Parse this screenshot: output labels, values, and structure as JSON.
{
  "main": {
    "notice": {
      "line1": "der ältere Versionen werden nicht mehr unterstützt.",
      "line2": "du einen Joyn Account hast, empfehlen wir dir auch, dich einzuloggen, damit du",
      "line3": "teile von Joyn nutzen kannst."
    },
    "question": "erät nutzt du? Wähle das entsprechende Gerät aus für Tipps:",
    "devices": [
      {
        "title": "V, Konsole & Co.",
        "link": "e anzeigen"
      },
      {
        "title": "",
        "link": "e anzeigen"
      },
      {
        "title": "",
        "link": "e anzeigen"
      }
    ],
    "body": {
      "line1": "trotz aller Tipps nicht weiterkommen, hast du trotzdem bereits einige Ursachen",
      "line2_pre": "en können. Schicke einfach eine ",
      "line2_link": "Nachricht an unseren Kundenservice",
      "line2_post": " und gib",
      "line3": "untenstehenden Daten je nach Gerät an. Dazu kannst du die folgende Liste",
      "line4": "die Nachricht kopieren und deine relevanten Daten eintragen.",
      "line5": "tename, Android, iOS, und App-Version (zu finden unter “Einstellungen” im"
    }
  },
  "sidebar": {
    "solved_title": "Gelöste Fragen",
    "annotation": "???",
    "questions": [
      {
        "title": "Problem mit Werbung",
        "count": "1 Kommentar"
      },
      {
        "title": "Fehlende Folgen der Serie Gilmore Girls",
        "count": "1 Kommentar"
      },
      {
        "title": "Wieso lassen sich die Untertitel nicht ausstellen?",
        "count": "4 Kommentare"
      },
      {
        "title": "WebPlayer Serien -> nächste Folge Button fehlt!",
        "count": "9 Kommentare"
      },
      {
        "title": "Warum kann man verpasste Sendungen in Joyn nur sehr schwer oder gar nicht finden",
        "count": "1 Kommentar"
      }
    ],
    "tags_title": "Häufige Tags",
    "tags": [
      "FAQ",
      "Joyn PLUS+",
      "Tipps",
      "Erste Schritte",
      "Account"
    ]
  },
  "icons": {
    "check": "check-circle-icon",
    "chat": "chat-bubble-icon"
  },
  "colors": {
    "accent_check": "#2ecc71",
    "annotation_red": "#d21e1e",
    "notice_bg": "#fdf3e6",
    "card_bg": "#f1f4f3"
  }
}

· · · · ·

:: Written task ::
From the entries above, return each line with the word "kannst" in it.

:: Full answer ::
      "line3": "teile von Joyn nutzen kannst."
      "line3": "untenstehenden Daten je nach Gerät an. Dazu kannst du die folgende Liste",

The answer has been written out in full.